Stored dataset items:
+-------+
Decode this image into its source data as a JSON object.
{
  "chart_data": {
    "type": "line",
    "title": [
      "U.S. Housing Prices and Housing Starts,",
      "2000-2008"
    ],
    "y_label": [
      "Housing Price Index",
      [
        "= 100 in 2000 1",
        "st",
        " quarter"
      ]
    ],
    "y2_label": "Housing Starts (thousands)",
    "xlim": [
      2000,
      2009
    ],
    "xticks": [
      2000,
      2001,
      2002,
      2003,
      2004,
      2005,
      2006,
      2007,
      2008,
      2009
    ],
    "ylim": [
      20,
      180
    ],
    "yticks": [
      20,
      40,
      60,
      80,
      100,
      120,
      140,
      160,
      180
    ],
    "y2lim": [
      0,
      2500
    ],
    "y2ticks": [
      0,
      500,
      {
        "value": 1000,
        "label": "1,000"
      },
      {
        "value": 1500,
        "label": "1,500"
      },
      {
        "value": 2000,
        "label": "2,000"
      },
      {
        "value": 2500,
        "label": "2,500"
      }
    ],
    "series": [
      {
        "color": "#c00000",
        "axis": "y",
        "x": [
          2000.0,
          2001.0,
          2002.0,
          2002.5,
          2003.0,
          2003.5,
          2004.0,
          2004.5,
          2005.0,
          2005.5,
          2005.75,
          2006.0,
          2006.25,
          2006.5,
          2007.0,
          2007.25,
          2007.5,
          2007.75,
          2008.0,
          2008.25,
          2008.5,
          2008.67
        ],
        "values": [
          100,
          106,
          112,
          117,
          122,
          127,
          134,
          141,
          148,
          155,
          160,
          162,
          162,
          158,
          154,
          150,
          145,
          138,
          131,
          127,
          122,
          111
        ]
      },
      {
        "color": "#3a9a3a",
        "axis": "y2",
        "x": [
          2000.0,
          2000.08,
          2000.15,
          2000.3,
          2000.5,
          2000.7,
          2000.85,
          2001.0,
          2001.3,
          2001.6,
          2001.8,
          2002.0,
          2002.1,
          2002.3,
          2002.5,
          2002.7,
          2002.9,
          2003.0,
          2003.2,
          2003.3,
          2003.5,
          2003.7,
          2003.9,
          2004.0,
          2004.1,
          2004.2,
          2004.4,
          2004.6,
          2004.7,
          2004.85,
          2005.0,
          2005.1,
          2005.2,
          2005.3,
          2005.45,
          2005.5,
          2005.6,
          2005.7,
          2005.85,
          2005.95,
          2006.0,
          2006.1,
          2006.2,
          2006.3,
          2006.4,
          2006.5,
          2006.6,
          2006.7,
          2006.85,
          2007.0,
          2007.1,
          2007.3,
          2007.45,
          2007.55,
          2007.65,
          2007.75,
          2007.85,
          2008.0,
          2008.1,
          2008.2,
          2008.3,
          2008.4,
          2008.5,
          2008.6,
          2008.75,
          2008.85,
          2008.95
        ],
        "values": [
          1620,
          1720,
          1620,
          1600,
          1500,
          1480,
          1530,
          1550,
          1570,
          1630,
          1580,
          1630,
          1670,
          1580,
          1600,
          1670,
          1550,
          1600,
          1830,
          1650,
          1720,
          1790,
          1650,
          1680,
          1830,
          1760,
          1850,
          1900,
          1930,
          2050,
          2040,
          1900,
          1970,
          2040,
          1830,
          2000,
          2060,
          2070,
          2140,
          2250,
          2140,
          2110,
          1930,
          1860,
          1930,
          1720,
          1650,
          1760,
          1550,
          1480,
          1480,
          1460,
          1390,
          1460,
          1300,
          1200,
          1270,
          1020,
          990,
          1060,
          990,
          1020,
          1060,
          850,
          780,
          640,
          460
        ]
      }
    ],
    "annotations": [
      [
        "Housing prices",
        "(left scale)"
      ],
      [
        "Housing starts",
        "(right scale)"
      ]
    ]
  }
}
+-------+
__WHAT YOU HAVE TO DO__
Reproduce the material above, every line of it, exactly.

__RESULT__
Decode this image into its source data as a JSON object.
{
  "chart_data": {
    "type": "line",
    "title": [
      "U.S. Housing Prices and Housing Starts,",
      "2000-2008"
    ],
    "y_label": [
      "Housing Price Index",
      [
        "= 100 in 2000 1",
        "st",
        " quarter"
      ]
    ],
    "y2_label": "Housing Starts (thousands)",
    "xlim": [
      2000,
      2009
    ],
    "xticks": [
      2000,
      2001,
      2002,
      2003,
      2004,
      2005,
      2006,
      2007,
      2008,
      2009
    ],
    "ylim": [
      20,
      180
    ],
    "yticks": [
      20,
      40,
      60,
      80,
      100,
      120,
      140,
      160,
      180
    ],
    "y2lim": [
      0,
      2500
    ],
    "y2ticks": [
      0,
      500,
      {
        "value": 1000,
        "label": "1,000"
      },
      {
        "value": 1500,
        "label": "1,500"
      },
      {
        "value": 2000,
        "label": "2,000"
      },
      {
        "value": 2500,
        "label": "2,500"
      }
    ],
    "series": [
      {
        "color": "#c00000",
        "axis": "y",
        "x": [
          2000.0,
          2001.0,
          2002.0,
          2002.5,
          2003.0,
          2003.5,
          2004.0,
          2004.5,
          2005.0,
          2005.5,
          2005.75,
          2006.0,
          2006.25,
          2006.5,
          2007.0,
          2007.25,
          2007.5,
          2007.75,
          2008.0,
          2008.25,
          2008.5,
          2008.67
        ],
        "values": [
          100,
          106,
          112,
          117,
          122,
          127,
          134,
          141,
          148,
          155,
          160,
          162,
          162,
          158,
          154,
          150,
          145,
          138,
          131,
          127,
          122,
          111
        ]
      },
      {
        "color": "#3a9a3a",
        "axis": "y2",
        "x": [
          2000.0,
          2000.08,
          2000.15,
          2000.3,
          2000.5,
          2000.7,
          2000.85,
          2001.0,
          2001.3,
          2001.6,
          2001.8,
          2002.0,
          2002.1,
          2002.3,
          2002.5,
          2002.7,
          2002.9,
          2003.0,
          2003.2,
          2003.3,
          2003.5,
          2003.7,
          2003.9,
          2004.0,
          2004.1,
          2004.2,
          2004.4,
          2004.6,
          2004.7,
          2004.85,
          2005.0,
          2005.1,
          2005.2,
          2005.3,
          2005.45,
          2005.5,
          2005.6,
          2005.7,
          2005.85,
          2005.95,
          2006.0,
          2006.1,
          2006.2,
          2006.3,
          2006.4,
          2006.5,
          2006.6,
          2006.7,
          2006.85,
          2007.0,
          2007.1,
          2007.3,
          2007.45,
          2007.55,
          2007.65,
          2007.75,
          2007.85,
          2008.0,
          2008.1,
          2008.2,
          2008.3,
          2008.4,
          2008.5,
          2008.6,
          2008.75,
          2008.85,
          2008.95
        ],
        "values": [
          1620,
          1720,
          1620,
          1600,
          1500,
          1480,
          1530,
          1550,
          1570,
          1630,
          1580,
          1630,
          1670,
          1580,
          1600,
          1670,
          1550,
          1600,
          1830,
          1650,
          1720,
          1790,
          1650,
          1680,
          1830,
          1760,
          1850,
          1900,
          1930,
          2050,
          2040,
          1900,
          1970,
          2040,
          1830,
          2000,
          2060,
          2070,
          2140,
          2250,
          2140,
          2110,
          1930,
          1860,
          1930,
          1720,
          1650,
          1760,
          1550,
          1480,
          1480,
          1460,
          1390,
          1460,
          1300,
          1200,
          1270,
          1020,
          990,
          1060,
          990,
          1020,
          1060,
          850,
          780,
          640,
          460
        ]
      }
    ],
    "annotations": [
      [
        "Housing prices",
        "(left scale)"
      ],
      [
        "Housing starts",
        "(right scale)"
      ]
    ]
  }
}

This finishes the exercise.